§ PROVIDED TEXT
The ACLU of South Carolina exists to protect and expand the civil rights and civil liberties guaranteed to South Carolinians by the US and State Constitution. To achieve this mission, we take on legal cases and fight for our clients in the courtroom.

We accept requests for legal assistance from community members. We only accept requests that are submitted using the form linked below or that are sent to us by mail at the address below. We do not review requests for legal assistance in person, over the telephone, or by email.

Each year, we receive thousands of requests for assistance. Although we review and retain the information we receive, we are unable to respond to the vast majority of requests for assistance. If you submit a request, you should not expect to receive a response from our office. If you need immediate legal assistance, please contact a lawyer, your local public defender or pro bono organization, or the South Carolina Bar Association. Do not wait for a response from the ACLU.

Click Here to Request Legal Assistance 

To request legal assistance through the mail, please send a letter describing in detail the incident or the issue that prompts you to request legal assistance and mail it to us:
ACLU of South Carolina
PO Box 1668
Columbia, SC 29202

1. What kinds of cases do you take?

A.What kinds of cases do you take?


The ACLU of South Carolina looks for cases inside South Carolina that will have an impact on people’s rights by setting a legal precedent or affecting the policies and actions of public officials. Our legal work is pro bono, meaning we never charge clients for our services.

We are especially interested in the following areas:

  1. Freedom of Expression and Association: These include freedom of speech and press, the right to assemble for protests or rallies, and the right to associate with whom you choose.

  2. Criminal Justice and Incarceration: Those accused of and convicted of crimes have constitutional protections that include access to courts, livable conditions of confinement, access to medical care, and right to counsel.

  3. Freedom of Religion: This includes both the right of individuals to practice the religion of their choice and the separation of church and state.

§ DIRECTIONS
Please copy the ACLU legal assistance page starting with "The ACLU of South Carolina looks" and going on through "right to counsel.", swapping "precedent" for "standard". The entries after the ACLU legal assistance page play no part in this.

§ DATA EXTRACT
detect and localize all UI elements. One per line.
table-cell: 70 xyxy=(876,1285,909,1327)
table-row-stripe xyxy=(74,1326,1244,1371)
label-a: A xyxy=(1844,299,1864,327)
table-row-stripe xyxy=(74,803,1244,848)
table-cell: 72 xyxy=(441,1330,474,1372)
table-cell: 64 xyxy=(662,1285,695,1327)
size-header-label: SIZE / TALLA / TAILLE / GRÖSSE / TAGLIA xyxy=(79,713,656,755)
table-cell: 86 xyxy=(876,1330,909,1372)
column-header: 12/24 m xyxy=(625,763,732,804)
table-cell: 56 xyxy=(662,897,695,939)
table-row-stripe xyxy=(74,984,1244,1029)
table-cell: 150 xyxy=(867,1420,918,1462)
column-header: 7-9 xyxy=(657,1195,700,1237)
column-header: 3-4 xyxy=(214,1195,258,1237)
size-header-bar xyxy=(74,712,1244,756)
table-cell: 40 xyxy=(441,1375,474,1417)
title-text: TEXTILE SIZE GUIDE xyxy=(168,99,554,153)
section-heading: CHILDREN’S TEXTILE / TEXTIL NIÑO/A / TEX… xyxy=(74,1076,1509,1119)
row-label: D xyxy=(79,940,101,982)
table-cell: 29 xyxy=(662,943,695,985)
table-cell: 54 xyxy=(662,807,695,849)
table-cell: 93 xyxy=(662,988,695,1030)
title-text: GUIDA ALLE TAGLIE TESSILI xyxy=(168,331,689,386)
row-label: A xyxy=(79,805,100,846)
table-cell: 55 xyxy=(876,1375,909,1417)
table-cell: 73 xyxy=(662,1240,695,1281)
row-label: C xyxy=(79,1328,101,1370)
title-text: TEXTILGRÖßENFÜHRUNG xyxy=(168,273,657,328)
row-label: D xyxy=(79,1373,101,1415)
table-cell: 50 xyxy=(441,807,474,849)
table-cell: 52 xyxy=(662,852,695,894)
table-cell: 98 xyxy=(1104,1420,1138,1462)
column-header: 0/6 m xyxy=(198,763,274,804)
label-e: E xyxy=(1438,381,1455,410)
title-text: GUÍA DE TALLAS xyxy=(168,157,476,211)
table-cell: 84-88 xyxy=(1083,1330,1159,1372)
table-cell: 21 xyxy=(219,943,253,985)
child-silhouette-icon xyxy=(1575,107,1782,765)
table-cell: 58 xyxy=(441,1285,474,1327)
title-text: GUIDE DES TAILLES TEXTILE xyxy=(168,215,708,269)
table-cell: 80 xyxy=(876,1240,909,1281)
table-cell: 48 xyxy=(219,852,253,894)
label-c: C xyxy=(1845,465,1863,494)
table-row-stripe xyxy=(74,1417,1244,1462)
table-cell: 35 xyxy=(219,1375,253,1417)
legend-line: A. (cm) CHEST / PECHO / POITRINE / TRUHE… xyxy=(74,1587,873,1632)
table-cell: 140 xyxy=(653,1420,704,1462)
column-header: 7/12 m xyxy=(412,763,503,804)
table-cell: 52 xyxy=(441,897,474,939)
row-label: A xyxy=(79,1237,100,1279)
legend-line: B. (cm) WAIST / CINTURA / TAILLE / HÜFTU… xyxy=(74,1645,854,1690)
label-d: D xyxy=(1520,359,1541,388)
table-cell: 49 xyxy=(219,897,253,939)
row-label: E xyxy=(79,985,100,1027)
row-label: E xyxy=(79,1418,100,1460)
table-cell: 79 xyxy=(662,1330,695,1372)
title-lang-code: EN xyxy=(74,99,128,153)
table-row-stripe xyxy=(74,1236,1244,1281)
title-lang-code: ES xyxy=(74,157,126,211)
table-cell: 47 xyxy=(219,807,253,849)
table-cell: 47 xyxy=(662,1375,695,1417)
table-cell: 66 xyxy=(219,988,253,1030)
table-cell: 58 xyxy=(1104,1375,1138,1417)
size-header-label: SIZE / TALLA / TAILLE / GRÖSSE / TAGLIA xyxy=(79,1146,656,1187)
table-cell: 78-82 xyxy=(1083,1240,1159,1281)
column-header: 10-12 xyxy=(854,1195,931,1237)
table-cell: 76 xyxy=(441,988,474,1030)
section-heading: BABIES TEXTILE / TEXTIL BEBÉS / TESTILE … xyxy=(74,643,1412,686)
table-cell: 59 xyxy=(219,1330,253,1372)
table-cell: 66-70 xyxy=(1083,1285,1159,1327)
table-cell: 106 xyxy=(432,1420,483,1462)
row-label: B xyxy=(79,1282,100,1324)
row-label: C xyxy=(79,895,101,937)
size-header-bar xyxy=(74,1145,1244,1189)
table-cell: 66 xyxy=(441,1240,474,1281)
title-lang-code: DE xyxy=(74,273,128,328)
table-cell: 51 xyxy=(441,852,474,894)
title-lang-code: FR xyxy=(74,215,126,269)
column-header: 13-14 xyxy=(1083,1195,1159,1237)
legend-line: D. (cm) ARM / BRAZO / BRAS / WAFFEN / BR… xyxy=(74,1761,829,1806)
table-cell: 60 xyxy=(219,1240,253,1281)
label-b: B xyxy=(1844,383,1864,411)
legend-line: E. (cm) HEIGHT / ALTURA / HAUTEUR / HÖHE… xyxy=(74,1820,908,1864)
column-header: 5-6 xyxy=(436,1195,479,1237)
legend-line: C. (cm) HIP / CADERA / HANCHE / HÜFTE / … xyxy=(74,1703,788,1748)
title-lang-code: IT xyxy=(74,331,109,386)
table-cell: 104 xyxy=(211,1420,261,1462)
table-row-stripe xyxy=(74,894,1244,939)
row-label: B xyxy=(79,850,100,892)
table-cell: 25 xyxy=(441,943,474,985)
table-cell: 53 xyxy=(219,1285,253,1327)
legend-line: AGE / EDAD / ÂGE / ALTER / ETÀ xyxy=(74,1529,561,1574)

§ COMPLETED EXERCISE
The ACLU of South Carolina looks for cases inside South Carolina that will have an impact on people’s rights by setting a legal standard or affecting the policies and actions of public officials. Our legal work is pro bono, meaning we never charge clients for our services.

We are especially interested in the following areas:

  1. Freedom of Expression and Association: These include freedom of speech and press, the right to assemble for protests or rallies, and the right to associate with whom you choose.

  2. Criminal Justice and Incarceration: Those accused of and convicted of crimes have constitutional protections that include access to courts, livable conditions of confinement, access to medical care, and right to counsel.